> **The problem**
Below are some records. Pull every line that contains the word "Order".

# Task material start

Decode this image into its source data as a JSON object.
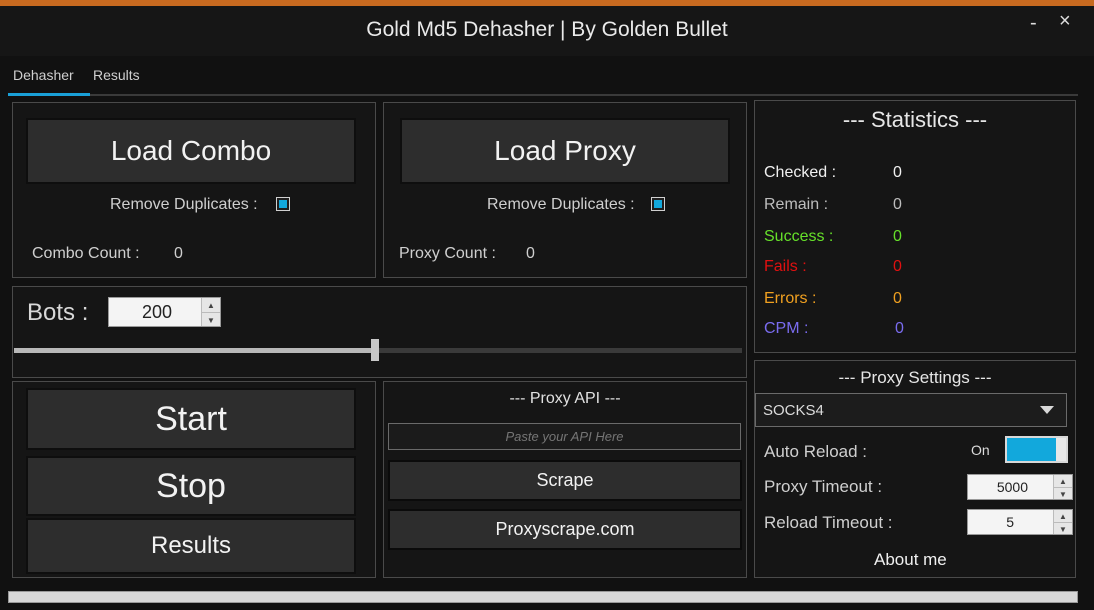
{
  "window": {
    "title": "Gold Md5 Dehasher | By Golden Bullet",
    "minimize_label": "-",
    "close_label": "×"
  },
  "tabs": [
    {
      "label": "Dehasher"
    },
    {
      "label": "Results"
    }
  ],
  "combo": {
    "load_label": "Load Combo",
    "remove_duplicates_label": "Remove Duplicates :",
    "remove_duplicates_checked": true,
    "count_label": "Combo Count :",
    "count_value": "0"
  },
  "proxy": {
    "load_label": "Load Proxy",
    "remove_duplicates_label": "Remove Duplicates :",
    "remove_duplicates_checked": true,
    "count_label": "Proxy Count :",
    "count_value": "0"
  },
  "bots": {
    "label": "Bots :",
    "value": "200",
    "slider_fraction": 0.5
  },
  "actions": {
    "start_label": "Start",
    "stop_label": "Stop",
    "results_label": "Results"
  },
  "proxy_api": {
    "title": "--- Proxy API ---",
    "placeholder": "Paste your API Here",
    "scrape_label": "Scrape",
    "site_label": "Proxyscrape.com"
  },
  "statistics": {
    "title": "--- Statistics ---",
    "rows": [
      {
        "label": "Checked :",
        "value": "0",
        "color": "#f0f0f0"
      },
      {
        "label": "Remain :",
        "value": "0",
        "color": "#bdbdbd"
      },
      {
        "label": "Success :",
        "value": "0",
        "color": "#66e02a"
      },
      {
        "label": "Fails :",
        "value": "0",
        "color": "#e01010"
      },
      {
        "label": "Errors :",
        "value": "0",
        "color": "#f0a020"
      },
      {
        "label": "CPM :",
        "value": "0",
        "color": "#7a6cf0"
      }
    ]
  },
  "proxy_settings": {
    "title": "--- Proxy Settings ---",
    "proxy_type": "SOCKS4",
    "auto_reload_label": "Auto Reload :",
    "auto_reload_state": "On",
    "proxy_timeout_label": "Proxy Timeout :",
    "proxy_timeout_value": "5000",
    "reload_timeout_label": "Reload Timeout :",
    "reload_timeout_value": "5",
    "about_label": "About me"
  },
  "colors": {
    "accent": "#12a8dc",
    "title_strip": "#c86a20"
  }
}
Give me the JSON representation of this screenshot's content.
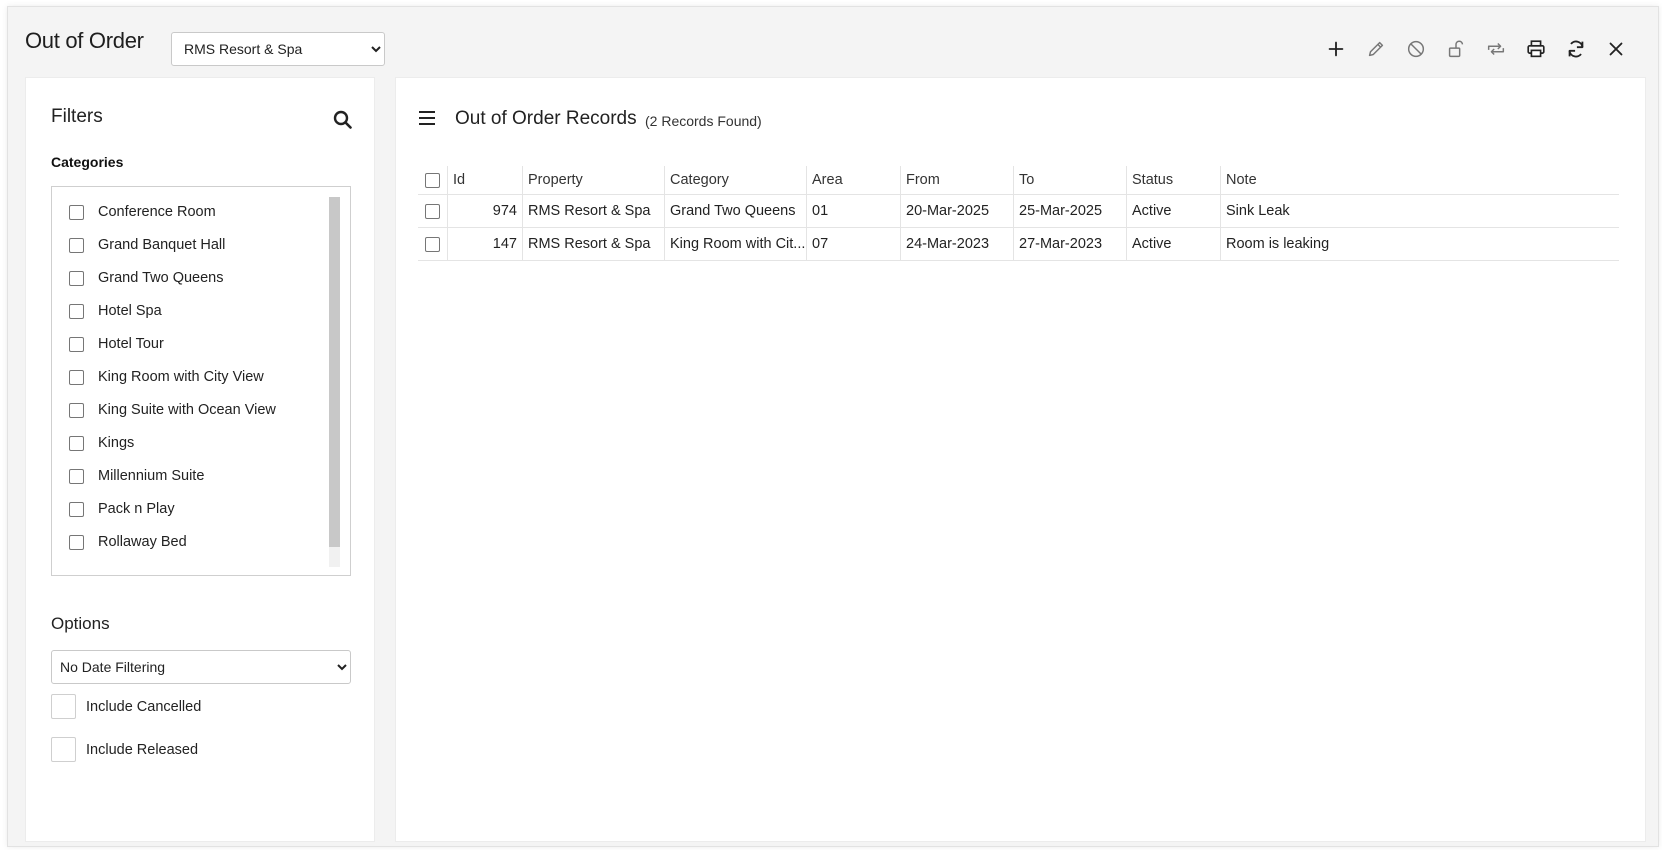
{
  "header": {
    "title": "Out of Order",
    "property_selected": "RMS Resort & Spa",
    "toolbar": [
      "add-icon",
      "edit-icon",
      "cancel-icon",
      "release-icon",
      "change-icon",
      "print-icon",
      "refresh-icon",
      "close-icon"
    ]
  },
  "filters": {
    "title": "Filters",
    "categories_label": "Categories",
    "categories": [
      "Conference Room",
      "Grand Banquet Hall",
      "Grand Two Queens",
      "Hotel Spa",
      "Hotel Tour",
      "King Room with City View",
      "King Suite with Ocean View",
      "Kings",
      "Millennium Suite",
      "Pack n Play",
      "Rollaway Bed"
    ],
    "options_label": "Options",
    "date_filter_selected": "No Date Filtering",
    "include_cancelled": "Include Cancelled",
    "include_released": "Include Released"
  },
  "records": {
    "title": "Out of Order Records",
    "count": "(2 Records Found)",
    "columns": [
      "Id",
      "Property",
      "Category",
      "Area",
      "From",
      "To",
      "Status",
      "Note"
    ],
    "rows": [
      {
        "id": "974",
        "property": "RMS Resort & Spa",
        "category": "Grand Two Queens",
        "area": "01",
        "from": "20-Mar-2025",
        "to": "25-Mar-2025",
        "status": "Active",
        "note": "Sink Leak"
      },
      {
        "id": "147",
        "property": "RMS Resort & Spa",
        "category": "King Room with Cit...",
        "area": "07",
        "from": "24-Mar-2023",
        "to": "27-Mar-2023",
        "status": "Active",
        "note": "Room is leaking"
      }
    ]
  }
}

# Task material end

> **Exercise answer**
    "title": "Out of Order",
    "title": "Out of Order Records",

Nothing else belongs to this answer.